## EXERCISE DETAILS
Return the records, each one exactly as written.
----------------
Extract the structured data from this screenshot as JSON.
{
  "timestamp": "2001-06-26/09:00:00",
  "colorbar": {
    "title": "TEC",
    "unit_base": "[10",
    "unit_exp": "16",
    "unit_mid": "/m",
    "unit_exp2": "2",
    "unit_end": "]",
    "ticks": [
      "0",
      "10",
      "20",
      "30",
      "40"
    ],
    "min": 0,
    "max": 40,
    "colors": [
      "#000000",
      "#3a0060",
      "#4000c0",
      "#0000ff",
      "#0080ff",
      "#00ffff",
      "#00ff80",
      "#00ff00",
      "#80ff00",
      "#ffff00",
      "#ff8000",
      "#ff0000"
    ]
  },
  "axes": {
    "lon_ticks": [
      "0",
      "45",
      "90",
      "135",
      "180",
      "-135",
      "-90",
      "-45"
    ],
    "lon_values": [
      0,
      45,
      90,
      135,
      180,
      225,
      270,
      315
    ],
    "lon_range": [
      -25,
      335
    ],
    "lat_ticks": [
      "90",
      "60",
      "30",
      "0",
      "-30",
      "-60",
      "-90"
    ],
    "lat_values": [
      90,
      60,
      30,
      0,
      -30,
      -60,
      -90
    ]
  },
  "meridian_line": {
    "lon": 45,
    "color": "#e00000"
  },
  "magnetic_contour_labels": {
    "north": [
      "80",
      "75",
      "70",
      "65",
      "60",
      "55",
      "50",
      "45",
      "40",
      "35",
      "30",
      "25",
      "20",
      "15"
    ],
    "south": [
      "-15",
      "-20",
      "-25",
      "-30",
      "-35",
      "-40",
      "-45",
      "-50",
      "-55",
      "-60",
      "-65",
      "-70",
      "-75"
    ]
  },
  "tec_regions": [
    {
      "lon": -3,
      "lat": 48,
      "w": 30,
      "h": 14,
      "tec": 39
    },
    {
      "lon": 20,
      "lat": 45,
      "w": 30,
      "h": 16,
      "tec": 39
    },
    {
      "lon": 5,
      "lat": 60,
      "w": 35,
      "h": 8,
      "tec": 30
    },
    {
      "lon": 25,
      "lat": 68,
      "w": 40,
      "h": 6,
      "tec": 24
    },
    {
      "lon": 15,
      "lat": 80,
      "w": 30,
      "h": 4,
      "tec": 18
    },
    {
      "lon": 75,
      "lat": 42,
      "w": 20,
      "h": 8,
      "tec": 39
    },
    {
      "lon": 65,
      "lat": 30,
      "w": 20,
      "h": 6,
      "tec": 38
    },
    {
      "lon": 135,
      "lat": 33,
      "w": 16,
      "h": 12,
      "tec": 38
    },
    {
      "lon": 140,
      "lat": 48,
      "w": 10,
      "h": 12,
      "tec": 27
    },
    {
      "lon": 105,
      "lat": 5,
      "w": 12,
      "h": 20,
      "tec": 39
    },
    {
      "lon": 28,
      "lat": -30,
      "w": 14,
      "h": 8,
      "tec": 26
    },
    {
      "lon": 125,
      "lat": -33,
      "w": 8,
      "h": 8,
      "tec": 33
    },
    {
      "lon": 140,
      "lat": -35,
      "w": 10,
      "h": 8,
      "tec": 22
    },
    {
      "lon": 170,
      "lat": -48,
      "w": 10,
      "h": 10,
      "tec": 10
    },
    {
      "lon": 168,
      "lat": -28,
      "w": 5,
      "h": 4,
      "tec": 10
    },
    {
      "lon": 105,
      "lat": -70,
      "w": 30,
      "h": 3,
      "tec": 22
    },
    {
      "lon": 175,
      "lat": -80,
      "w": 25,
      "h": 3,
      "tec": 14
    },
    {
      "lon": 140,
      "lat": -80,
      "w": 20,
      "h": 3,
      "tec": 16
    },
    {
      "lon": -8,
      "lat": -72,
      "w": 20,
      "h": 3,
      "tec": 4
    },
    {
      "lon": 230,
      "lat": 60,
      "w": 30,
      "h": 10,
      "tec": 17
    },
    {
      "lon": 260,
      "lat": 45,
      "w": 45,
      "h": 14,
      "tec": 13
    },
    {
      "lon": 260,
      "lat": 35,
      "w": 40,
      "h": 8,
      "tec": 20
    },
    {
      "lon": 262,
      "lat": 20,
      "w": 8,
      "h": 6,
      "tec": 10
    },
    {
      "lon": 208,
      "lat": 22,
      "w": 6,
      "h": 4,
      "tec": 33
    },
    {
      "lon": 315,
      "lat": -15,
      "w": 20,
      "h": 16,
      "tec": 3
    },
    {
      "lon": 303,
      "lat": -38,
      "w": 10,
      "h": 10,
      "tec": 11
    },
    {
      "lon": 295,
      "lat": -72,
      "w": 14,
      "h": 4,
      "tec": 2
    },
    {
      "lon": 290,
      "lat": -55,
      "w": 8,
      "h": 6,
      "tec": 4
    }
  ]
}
----------------
## RESPONSE TO THIS EXERCISE
Extract the structured data from this screenshot as JSON.
{
  "timestamp": "2001-06-26/09:00:00",
  "colorbar": {
    "title": "TEC",
    "unit_base": "[10",
    "unit_exp": "16",
    "unit_mid": "/m",
    "unit_exp2": "2",
    "unit_end": "]",
    "ticks": [
      "0",
      "10",
      "20",
      "30",
      "40"
    ],
    "min": 0,
    "max": 40,
    "colors": [
      "#000000",
      "#3a0060",
      "#4000c0",
      "#0000ff",
      "#0080ff",
      "#00ffff",
      "#00ff80",
      "#00ff00",
      "#80ff00",
      "#ffff00",
      "#ff8000",
      "#ff0000"
    ]
  },
  "axes": {
    "lon_ticks": [
      "0",
      "45",
      "90",
      "135",
      "180",
      "-135",
      "-90",
      "-45"
    ],
    "lon_values": [
      0,
      45,
      90,
      135,
      180,
      225,
      270,
      315
    ],
    "lon_range": [
      -25,
      335
    ],
    "lat_ticks": [
      "90",
      "60",
      "30",
      "0",
      "-30",
      "-60",
      "-90"
    ],
    "lat_values": [
      90,
      60,
      30,
      0,
      -30,
      -60,
      -90
    ]
  },
  "meridian_line": {
    "lon": 45,
    "color": "#e00000"
  },
  "magnetic_contour_labels": {
    "north": [
      "80",
      "75",
      "70",
      "65",
      "60",
      "55",
      "50",
      "45",
      "40",
      "35",
      "30",
      "25",
      "20",
      "15"
    ],
    "south": [
      "-15",
      "-20",
      "-25",
      "-30",
      "-35",
      "-40",
      "-45",
      "-50",
      "-55",
      "-60",
      "-65",
      "-70",
      "-75"
    ]
  },
  "tec_regions": [
    {
      "lon": -3,
      "lat": 48,
      "w": 30,
      "h": 14,
      "tec": 39
    },
    {
      "lon": 20,
      "lat": 45,
      "w": 30,
      "h": 16,
      "tec": 39
    },
    {
      "lon": 5,
      "lat": 60,
      "w": 35,
      "h": 8,
      "tec": 30
    },
    {
      "lon": 25,
      "lat": 68,
      "w": 40,
      "h": 6,
      "tec": 24
    },
    {
      "lon": 15,
      "lat": 80,
      "w": 30,
      "h": 4,
      "tec": 18
    },
    {
      "lon": 75,
      "lat": 42,
      "w": 20,
      "h": 8,
      "tec": 39
    },
    {
      "lon": 65,
      "lat": 30,
      "w": 20,
      "h": 6,
      "tec": 38
    },
    {
      "lon": 135,
      "lat": 33,
      "w": 16,
      "h": 12,
      "tec": 38
    },
    {
      "lon": 140,
      "lat": 48,
      "w": 10,
      "h": 12,
      "tec": 27
    },
    {
      "lon": 105,
      "lat": 5,
      "w": 12,
      "h": 20,
      "tec": 39
    },
    {
      "lon": 28,
      "lat": -30,
      "w": 14,
      "h": 8,
      "tec": 26
    },
    {
      "lon": 125,
      "lat": -33,
      "w": 8,
      "h": 8,
      "tec": 33
    },
    {
      "lon": 140,
      "lat": -35,
      "w": 10,
      "h": 8,
      "tec": 22
    },
    {
      "lon": 170,
      "lat": -48,
      "w": 10,
      "h": 10,
      "tec": 10
    },
    {
      "lon": 168,
      "lat": -28,
      "w": 5,
      "h": 4,
      "tec": 10
    },
    {
      "lon": 105,
      "lat": -70,
      "w": 30,
      "h": 3,
      "tec": 22
    },
    {
      "lon": 175,
      "lat": -80,
      "w": 25,
      "h": 3,
      "tec": 14
    },
    {
      "lon": 140,
      "lat": -80,
      "w": 20,
      "h": 3,
      "tec": 16
    },
    {
      "lon": -8,
      "lat": -72,
      "w": 20,
      "h": 3,
      "tec": 4
    },
    {
      "lon": 230,
      "lat": 60,
      "w": 30,
      "h": 10,
      "tec": 17
    },
    {
      "lon": 260,
      "lat": 45,
      "w": 45,
      "h": 14,
      "tec": 13
    },
    {
      "lon": 260,
      "lat": 35,
      "w": 40,
      "h": 8,
      "tec": 20
    },
    {
      "lon": 262,
      "lat": 20,
      "w": 8,
      "h": 6,
      "tec": 10
    },
    {
      "lon": 208,
      "lat": 22,
      "w": 6,
      "h": 4,
      "tec": 33
    },
    {
      "lon": 315,
      "lat": -15,
      "w": 20,
      "h": 16,
      "tec": 3
    },
    {
      "lon": 303,
      "lat": -38,
      "w": 10,
      "h": 10,
      "tec": 11
    },
    {
      "lon": 295,
      "lat": -72,
      "w": 14,
      "h": 4,
      "tec": 2
    },
    {
      "lon": 290,
      "lat": -55,
      "w": 8,
      "h": 6,
      "tec": 4
    }
  ]
}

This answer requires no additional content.